START
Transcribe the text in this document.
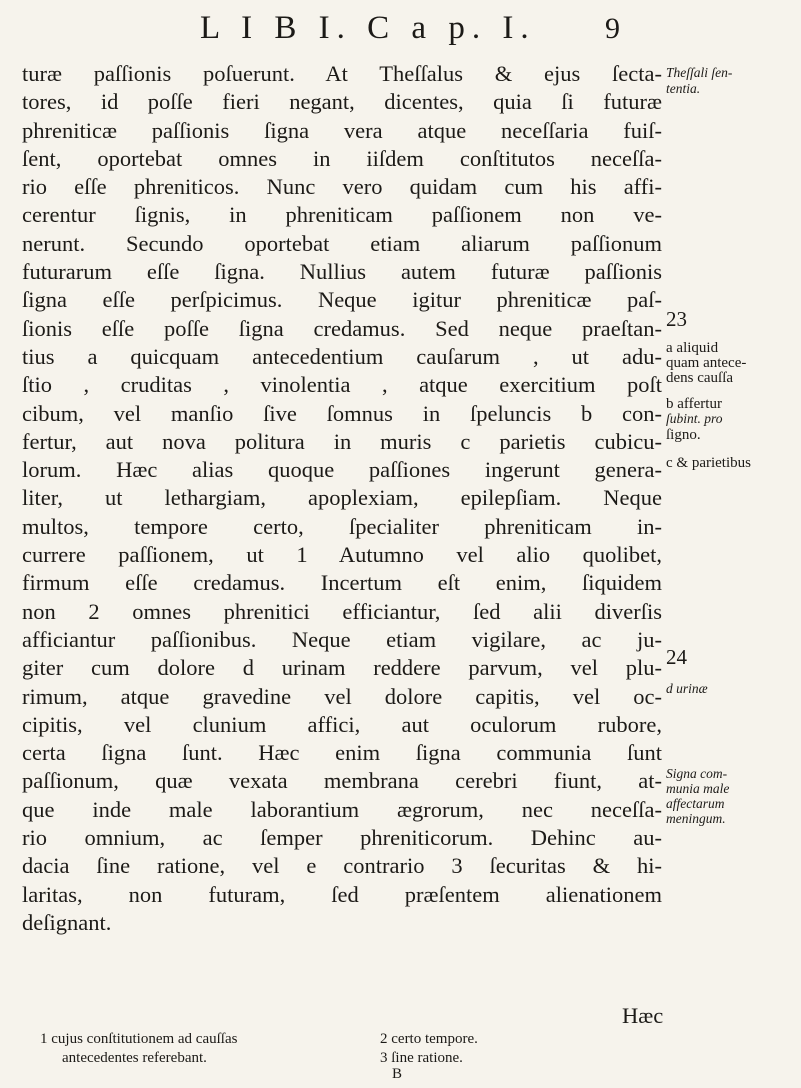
L I B I. C a p. I. 9
turæ paſſionis poſuerunt. At Theſſalus & ejus ſecta-
tores, id poſſe fieri negant, dicentes, quia ſi futuræ
phreniticæ paſſionis ſigna vera atque neceſſaria fuiſ-
ſent, oportebat omnes in iiſdem conſtitutos neceſſa-
rio eſſe phreniticos. Nunc vero quidam cum his affi-
cerentur ſignis, in phreniticam paſſionem non ve-
nerunt. Secundo oportebat etiam aliarum paſſionum
futurarum eſſe ſigna. Nullius autem futuræ paſſionis
ſigna eſſe perſpicimus. Neque igitur phreniticæ paſ-
ſionis eſſe poſſe ſigna credamus. Sed neque praeſtan-
tius a quicquam antecedentium cauſarum , ut adu-
ſtio , cruditas , vinolentia , atque exercitium poſt
cibum, vel manſio ſive ſomnus in ſpeluncis b con-
fertur, aut nova politura in muris c parietis cubicu-
lorum. Hæc alias quoque paſſiones ingerunt genera-
liter, ut lethargiam, apoplexiam, epilepſiam. Neque
multos, tempore certo, ſpecialiter phreniticam in-
currere paſſionem, ut 1 Autumno vel alio quolibet,
firmum eſſe credamus. Incertum eſt enim, ſiquidem
non 2 omnes phrenitici efficiantur, ſed alii diverſis
afficiantur paſſionibus. Neque etiam vigilare, ac ju-
giter cum dolore d urinam reddere parvum, vel plu-
rimum, atque gravedine vel dolore capitis, vel oc-
cipitis, vel clunium affici, aut oculorum rubore,
certa ſigna ſunt. Hæc enim ſigna communia ſunt
paſſionum, quæ vexata membrana cerebri fiunt, at-
que inde male laborantium ægrorum, nec neceſſa-
rio omnium, ac ſemper phreniticorum. Dehinc au-
dacia ſine ratione, vel e contrario 3 ſecuritas & hi-
laritas, non futuram, ſed præſentem alienationem
deſignant.
Theſſali ſen-
tentia.
23
a aliquid
quam antece-
dens cauſſa
b affertur
ſubint. pro
ſigno.
c & parietibus
24
d urinæ
Signa com-
munia male
affectarum
meningum.
Hæc
1 cujus conſtitutionem ad cauſſas
antecedentes referebant.
2 certo tempore.
3 ſine ratione.
B
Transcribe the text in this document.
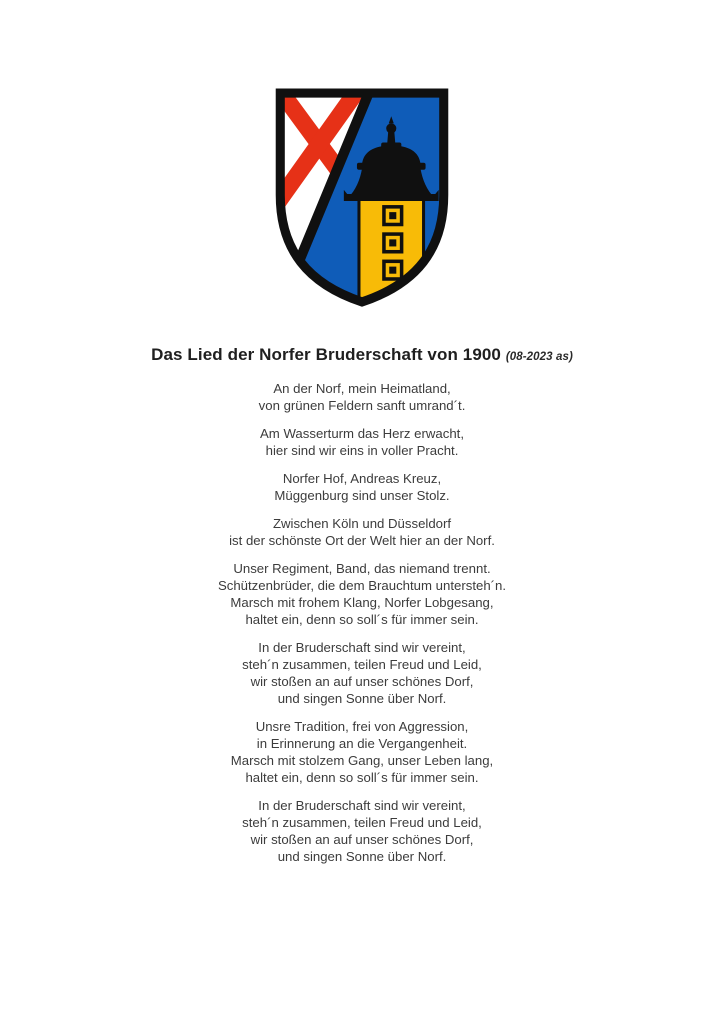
Das Lied der Norfer Bruderschaft von 1900 (08-2023 as)

An der Norf, mein Heimatland,
von grünen Feldern sanft umrand´t.

Am Wasserturm das Herz erwacht,
hier sind wir eins in voller Pracht.

Norfer Hof, Andreas Kreuz,
Müggenburg sind unser Stolz.

Zwischen Köln und Düsseldorf
ist der schönste Ort der Welt hier an der Norf.

Unser Regiment, Band, das niemand trennt.
Schützenbrüder, die dem Brauchtum untersteh´n.
Marsch mit frohem Klang, Norfer Lobgesang,
haltet ein, denn so soll´s für immer sein.

In der Bruderschaft sind wir vereint,
steh´n zusammen, teilen Freud und Leid,
wir stoßen an auf unser schönes Dorf,
und singen Sonne über Norf.

Unsre Tradition, frei von Aggression,
in Erinnerung an die Vergangenheit.
Marsch mit stolzem Gang, unser Leben lang,
haltet ein, denn so soll´s für immer sein.

In der Bruderschaft sind wir vereint,
steh´n zusammen, teilen Freud und Leid,
wir stoßen an auf unser schönes Dorf,
und singen Sonne über Norf.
END
# Task to complete
Identify the lines that contain the string "Norfer", and copy every one of them.

# Result for this task
Das Lied der Norfer Bruderschaft von 1900 (08-2023 as)
Norfer Hof, Andreas Kreuz,
Marsch mit frohem Klang, Norfer Lobgesang,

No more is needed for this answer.